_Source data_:
>> START

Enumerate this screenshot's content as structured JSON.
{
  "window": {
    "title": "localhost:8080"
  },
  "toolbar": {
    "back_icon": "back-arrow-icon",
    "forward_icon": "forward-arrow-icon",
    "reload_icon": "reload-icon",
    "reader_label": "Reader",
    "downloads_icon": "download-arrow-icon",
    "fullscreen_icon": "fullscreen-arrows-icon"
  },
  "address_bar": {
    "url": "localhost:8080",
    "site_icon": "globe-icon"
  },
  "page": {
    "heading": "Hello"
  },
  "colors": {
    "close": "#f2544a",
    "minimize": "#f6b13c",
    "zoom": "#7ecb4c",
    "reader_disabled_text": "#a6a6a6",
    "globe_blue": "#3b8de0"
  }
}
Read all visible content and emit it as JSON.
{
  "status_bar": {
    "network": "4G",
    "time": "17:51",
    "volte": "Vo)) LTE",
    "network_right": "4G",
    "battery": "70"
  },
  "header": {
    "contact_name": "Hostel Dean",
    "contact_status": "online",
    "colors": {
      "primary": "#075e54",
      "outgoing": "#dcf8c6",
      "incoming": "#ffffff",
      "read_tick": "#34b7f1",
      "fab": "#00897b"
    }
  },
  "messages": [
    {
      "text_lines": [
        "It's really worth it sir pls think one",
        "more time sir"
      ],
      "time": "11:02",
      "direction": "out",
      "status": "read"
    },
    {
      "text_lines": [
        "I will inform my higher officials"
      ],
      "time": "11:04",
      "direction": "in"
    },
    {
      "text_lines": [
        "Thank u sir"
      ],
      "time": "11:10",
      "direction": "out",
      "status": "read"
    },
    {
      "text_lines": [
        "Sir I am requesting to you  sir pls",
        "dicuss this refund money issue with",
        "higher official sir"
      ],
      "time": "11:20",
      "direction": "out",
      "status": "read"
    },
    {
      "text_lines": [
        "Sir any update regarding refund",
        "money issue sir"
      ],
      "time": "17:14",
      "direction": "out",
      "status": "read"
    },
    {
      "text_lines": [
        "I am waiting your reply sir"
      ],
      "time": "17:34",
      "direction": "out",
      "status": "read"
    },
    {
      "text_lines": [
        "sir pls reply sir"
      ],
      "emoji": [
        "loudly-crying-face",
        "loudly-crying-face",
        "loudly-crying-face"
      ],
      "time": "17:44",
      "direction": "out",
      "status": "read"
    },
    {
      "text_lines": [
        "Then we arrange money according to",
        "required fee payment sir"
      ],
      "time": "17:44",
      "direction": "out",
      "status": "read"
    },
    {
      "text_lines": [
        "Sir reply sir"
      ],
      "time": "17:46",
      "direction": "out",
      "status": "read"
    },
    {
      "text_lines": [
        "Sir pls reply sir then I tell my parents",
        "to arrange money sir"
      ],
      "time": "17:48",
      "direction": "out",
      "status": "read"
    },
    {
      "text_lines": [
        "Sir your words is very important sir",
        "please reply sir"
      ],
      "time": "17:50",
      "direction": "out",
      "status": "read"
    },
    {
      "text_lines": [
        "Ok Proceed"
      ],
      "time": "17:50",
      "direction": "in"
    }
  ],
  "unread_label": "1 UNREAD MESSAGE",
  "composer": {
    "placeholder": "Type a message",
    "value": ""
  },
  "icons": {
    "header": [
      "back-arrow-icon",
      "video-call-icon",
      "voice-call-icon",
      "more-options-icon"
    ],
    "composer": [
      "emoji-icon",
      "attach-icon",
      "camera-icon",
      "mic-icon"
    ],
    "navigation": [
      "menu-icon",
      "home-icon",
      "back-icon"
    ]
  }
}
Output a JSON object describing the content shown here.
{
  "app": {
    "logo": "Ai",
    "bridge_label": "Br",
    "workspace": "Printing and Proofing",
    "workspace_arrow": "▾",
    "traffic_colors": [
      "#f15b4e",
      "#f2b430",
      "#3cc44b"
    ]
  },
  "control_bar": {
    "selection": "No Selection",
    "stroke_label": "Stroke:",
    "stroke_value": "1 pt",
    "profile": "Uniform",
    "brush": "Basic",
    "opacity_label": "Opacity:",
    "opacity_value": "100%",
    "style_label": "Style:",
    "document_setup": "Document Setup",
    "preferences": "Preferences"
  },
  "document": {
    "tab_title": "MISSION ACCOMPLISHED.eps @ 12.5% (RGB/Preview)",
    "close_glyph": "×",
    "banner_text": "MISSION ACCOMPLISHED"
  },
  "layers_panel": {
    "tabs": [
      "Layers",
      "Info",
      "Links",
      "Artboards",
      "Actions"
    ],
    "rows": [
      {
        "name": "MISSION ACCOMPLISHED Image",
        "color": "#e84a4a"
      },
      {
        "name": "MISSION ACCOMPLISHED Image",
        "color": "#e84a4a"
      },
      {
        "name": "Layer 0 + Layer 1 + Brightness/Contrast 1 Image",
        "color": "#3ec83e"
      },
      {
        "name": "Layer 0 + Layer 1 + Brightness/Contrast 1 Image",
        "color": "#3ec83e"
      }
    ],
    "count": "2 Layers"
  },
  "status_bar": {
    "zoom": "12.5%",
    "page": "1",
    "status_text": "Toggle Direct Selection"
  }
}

>> END

_WHAT YOU NEED TO DO_:
Identify all lines in the records above with the word "localhost".

_TASK SOLUTION_:
    "title": "localhost:8080"
    "url": "localhost:8080",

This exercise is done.